**Aim of the task**
Please render the records as a Markdown table with the columns Row and Text, starting at the first line and stopping after the line that contains "water-bottle (768, 1694, 777, 1720)". Number each row, include both end lines, and leave out blank lines.

**Entries supplied**
+--
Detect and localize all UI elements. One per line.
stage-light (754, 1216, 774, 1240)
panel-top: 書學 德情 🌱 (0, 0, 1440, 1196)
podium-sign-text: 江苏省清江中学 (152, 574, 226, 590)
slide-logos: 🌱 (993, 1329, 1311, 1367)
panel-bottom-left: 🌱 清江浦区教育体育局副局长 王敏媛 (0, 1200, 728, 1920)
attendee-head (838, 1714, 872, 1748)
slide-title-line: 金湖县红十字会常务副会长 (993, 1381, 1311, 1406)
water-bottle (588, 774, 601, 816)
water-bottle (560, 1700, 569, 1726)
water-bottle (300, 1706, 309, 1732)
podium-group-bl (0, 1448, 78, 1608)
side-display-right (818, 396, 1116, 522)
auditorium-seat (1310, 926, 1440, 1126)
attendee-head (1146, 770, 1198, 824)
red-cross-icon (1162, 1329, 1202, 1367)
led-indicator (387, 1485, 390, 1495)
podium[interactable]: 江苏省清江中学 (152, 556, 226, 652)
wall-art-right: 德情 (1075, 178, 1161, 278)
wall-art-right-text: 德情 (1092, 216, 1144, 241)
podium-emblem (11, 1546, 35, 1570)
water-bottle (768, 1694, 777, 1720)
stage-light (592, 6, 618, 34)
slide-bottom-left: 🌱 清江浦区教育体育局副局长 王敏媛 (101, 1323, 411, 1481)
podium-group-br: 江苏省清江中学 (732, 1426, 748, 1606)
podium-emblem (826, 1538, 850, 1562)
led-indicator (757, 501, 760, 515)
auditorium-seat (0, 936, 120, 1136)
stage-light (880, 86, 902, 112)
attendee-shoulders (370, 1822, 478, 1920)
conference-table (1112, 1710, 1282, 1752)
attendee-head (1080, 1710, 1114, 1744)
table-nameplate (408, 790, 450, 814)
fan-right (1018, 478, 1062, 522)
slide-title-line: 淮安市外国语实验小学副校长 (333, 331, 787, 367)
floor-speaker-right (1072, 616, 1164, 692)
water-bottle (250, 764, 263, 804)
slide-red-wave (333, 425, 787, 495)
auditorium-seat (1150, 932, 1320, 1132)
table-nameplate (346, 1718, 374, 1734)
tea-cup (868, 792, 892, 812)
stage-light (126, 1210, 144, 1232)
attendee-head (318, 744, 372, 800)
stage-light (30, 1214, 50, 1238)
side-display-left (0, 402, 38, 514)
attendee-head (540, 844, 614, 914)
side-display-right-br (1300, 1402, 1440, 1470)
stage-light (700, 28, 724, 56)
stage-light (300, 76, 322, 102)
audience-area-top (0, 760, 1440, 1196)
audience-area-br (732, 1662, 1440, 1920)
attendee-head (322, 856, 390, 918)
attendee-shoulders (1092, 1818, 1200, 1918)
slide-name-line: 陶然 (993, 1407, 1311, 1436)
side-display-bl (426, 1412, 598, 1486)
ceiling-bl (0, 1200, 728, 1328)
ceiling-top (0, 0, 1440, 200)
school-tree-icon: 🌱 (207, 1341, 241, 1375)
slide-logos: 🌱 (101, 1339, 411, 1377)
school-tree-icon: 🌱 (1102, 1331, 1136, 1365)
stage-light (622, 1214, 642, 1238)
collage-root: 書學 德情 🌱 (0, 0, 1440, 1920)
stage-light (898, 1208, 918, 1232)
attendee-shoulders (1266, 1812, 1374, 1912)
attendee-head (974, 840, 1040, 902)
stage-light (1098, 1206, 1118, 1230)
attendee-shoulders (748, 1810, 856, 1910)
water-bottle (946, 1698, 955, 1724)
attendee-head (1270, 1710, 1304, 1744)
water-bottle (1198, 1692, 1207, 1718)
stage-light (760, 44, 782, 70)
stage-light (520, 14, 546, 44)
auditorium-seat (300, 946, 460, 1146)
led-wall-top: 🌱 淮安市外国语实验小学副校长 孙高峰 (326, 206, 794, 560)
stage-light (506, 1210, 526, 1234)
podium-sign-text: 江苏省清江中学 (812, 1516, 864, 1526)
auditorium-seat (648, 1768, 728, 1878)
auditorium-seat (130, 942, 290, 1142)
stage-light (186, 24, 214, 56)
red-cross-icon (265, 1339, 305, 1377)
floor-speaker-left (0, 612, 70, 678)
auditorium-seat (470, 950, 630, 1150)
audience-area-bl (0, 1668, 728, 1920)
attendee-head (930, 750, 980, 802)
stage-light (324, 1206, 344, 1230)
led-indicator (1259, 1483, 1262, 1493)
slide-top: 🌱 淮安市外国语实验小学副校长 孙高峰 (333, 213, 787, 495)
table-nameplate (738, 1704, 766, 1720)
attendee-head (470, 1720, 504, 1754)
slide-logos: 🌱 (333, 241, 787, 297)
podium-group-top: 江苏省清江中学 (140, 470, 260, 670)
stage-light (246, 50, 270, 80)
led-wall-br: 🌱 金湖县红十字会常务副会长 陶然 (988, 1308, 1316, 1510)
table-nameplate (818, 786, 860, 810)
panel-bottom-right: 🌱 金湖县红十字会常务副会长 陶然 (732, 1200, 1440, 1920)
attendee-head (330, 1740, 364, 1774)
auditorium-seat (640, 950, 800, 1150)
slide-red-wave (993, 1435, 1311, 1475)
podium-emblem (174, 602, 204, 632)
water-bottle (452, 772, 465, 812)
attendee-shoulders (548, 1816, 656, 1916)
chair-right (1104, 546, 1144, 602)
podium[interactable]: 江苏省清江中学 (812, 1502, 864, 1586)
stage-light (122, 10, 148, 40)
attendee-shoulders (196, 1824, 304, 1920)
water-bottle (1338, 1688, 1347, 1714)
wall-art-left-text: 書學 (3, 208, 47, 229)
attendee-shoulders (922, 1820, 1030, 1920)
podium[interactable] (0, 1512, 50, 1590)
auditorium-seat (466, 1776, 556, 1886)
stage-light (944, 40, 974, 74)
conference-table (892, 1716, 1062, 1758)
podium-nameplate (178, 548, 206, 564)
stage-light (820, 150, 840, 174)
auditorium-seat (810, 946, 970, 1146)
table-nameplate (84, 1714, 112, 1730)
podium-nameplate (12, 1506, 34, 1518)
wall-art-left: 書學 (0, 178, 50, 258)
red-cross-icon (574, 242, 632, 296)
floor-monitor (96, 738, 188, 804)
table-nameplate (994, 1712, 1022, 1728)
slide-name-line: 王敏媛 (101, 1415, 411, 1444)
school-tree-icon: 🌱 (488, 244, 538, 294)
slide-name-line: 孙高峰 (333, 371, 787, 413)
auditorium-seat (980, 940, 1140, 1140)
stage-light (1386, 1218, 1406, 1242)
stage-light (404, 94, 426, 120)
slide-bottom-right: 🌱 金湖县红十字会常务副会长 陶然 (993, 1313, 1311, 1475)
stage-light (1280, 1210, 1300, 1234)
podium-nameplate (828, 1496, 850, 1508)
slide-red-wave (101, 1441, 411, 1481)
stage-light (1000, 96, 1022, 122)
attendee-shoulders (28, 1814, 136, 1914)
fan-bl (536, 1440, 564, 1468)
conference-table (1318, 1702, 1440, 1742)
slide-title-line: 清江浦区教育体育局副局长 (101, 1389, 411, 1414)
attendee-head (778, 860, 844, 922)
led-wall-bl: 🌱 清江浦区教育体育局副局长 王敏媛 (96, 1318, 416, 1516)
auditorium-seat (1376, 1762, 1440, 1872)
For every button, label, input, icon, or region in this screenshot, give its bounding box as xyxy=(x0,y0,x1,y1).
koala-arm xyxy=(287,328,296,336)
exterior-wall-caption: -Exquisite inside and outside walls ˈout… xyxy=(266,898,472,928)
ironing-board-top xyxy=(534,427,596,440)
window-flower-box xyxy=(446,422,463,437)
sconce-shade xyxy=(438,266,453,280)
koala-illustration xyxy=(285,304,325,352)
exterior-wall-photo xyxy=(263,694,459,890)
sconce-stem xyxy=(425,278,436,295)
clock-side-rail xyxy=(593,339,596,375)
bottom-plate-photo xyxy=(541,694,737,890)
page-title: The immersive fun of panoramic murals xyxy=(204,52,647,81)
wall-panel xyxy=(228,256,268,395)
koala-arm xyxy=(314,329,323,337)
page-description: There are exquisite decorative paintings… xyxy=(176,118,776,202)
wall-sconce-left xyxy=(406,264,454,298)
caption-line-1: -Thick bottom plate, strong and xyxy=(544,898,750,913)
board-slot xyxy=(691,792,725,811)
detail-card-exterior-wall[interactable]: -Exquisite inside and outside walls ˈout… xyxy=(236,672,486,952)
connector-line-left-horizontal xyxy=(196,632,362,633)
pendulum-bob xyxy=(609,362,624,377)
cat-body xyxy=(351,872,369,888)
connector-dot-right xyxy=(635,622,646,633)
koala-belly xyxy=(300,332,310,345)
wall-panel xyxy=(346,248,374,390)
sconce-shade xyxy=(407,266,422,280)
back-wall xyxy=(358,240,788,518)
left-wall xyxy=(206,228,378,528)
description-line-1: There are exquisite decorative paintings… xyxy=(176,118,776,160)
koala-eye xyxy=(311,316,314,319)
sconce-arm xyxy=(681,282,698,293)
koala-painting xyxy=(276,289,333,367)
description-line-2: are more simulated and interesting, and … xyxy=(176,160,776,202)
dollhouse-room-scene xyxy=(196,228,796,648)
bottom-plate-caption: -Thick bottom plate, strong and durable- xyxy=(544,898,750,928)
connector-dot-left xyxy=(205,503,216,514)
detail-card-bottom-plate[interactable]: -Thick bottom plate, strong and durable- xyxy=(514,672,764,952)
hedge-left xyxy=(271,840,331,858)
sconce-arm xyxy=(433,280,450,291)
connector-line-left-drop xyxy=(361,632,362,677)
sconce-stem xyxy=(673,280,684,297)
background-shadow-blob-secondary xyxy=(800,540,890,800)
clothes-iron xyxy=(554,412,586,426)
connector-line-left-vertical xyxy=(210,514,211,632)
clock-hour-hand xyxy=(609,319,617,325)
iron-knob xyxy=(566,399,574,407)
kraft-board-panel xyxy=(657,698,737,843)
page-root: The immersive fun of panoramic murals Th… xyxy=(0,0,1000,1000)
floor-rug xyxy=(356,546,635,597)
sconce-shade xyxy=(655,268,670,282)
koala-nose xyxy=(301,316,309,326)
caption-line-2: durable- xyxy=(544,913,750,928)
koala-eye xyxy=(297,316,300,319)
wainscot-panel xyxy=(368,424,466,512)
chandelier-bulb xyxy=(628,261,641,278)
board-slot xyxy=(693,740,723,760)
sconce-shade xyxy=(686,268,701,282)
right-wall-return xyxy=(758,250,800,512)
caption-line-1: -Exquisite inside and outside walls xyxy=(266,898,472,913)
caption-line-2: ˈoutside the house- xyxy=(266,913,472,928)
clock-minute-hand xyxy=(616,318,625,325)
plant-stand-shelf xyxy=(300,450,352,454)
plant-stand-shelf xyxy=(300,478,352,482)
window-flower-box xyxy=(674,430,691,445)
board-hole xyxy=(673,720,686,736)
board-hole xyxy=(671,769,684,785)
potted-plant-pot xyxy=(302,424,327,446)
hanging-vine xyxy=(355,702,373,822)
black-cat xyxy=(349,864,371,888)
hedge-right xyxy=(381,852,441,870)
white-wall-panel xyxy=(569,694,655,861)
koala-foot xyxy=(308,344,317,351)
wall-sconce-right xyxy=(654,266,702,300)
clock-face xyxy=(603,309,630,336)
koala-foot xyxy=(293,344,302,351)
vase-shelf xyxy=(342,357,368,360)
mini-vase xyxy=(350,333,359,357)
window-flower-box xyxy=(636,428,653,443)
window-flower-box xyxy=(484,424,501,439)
+--
**Output for this exercise**
| Row | Text |
|---|---|
| 1 | Detect and localize all UI elements. One per line. |
| 2 | stage-light (754, 1216, 774, 1240) |
| 3 | panel-top: 書學 德情 🌱 (0, 0, 1440, 1196) |
| 4 | podium-sign-text: 江苏省清江中学 (152, 574, 226, 590) |
| 5 | slide-logos: 🌱 (993, 1329, 1311, 1367) |
| 6 | panel-bottom-left: 🌱 清江浦区教育体育局副局长 王敏媛 (0, 1200, 728, 1920) |
| 7 | attendee-head (838, 1714, 872, 1748) |
| 8 | slide-title-line: 金湖县红十字会常务副会长 (993, 1381, 1311, 1406) |
| 9 | water-bottle (588, 774, 601, 816) |
| 10 | water-bottle (560, 1700, 569, 1726) |
| 11 | water-bottle (300, 1706, 309, 1732) |
| 12 | podium-group-bl (0, 1448, 78, 1608) |
| 13 | side-display-right (818, 396, 1116, 522) |
| 14 | auditorium-seat (1310, 926, 1440, 1126) |
| 15 | attendee-head (1146, 770, 1198, 824) |
| 16 | red-cross-icon (1162, 1329, 1202, 1367) |
| 17 | led-indicator (387, 1485, 390, 1495) |
| 18 | podium[interactable]: 江苏省清江中学 (152, 556, 226, 652) |
| 19 | wall-art-right: 德情 (1075, 178, 1161, 278) |
| 20 | wall-art-right-text: 德情 (1092, 216, 1144, 241) |
| 21 | podium-emblem (11, 1546, 35, 1570) |
| 22 | water-bottle (768, 1694, 777, 1720) |